═════ Exercise input ═════
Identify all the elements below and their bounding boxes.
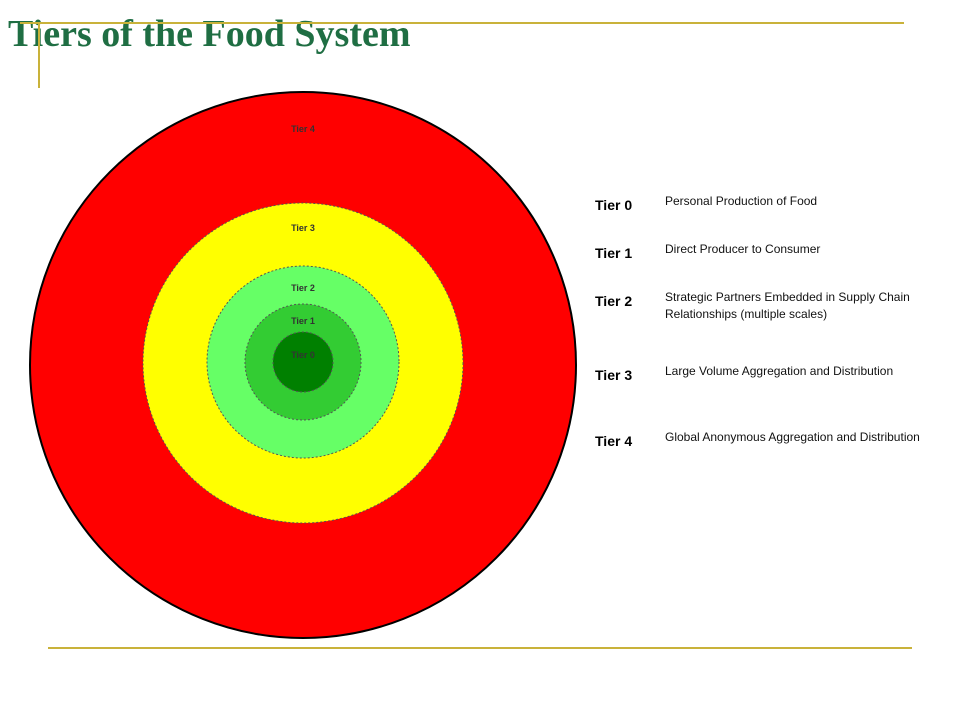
ring-label-tier-1: Tier 1 [291,316,315,326]
title-rule-top [20,22,904,24]
ring-label-tier-4: Tier 4 [291,124,315,134]
ring-label-tier-2: Tier 2 [291,283,315,293]
slide-title: Tiers of the Food System [8,13,411,55]
ring-label-tier-0: Tier 0 [291,350,315,360]
ring-label-tier-3: Tier 3 [291,223,315,233]
title-rule-vertical [38,24,40,88]
ring-tier-0 [272,331,334,393]
footer-rule [48,647,912,649]
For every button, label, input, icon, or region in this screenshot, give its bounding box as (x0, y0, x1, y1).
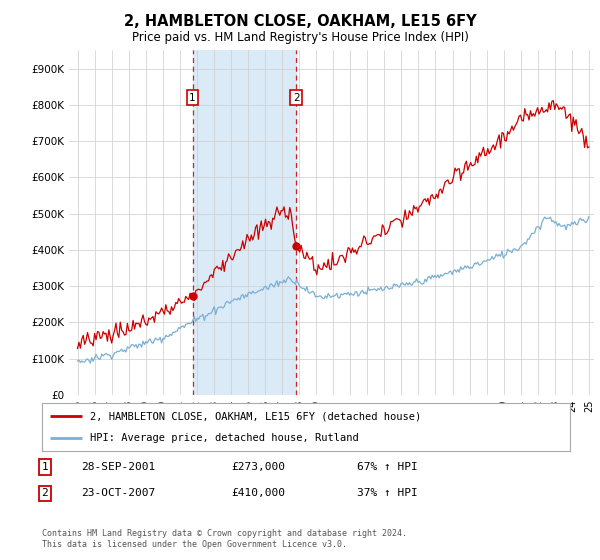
═════
Stated exercise: Quote the listing above word for word, leaving out the pictures.

Task response:
Identify all the elements below and their bounding boxes.
ring-label-tier-1: Tier 1 [291,316,315,326]
title-rule-top [20,22,904,24]
ring-label-tier-4: Tier 4 [291,124,315,134]
ring-label-tier-2: Tier 2 [291,283,315,293]
slide-title: Tiers of the Food System [8,13,411,55]
ring-label-tier-0: Tier 0 [291,350,315,360]
ring-label-tier-3: Tier 3 [291,223,315,233]
title-rule-vertical [38,24,40,88]
ring-tier-0 [272,331,334,393]
footer-rule [48,647,912,649]
For every button, label, input, icon, or region in this screenshot, give its bounding box as (x0, y0, x1, y1).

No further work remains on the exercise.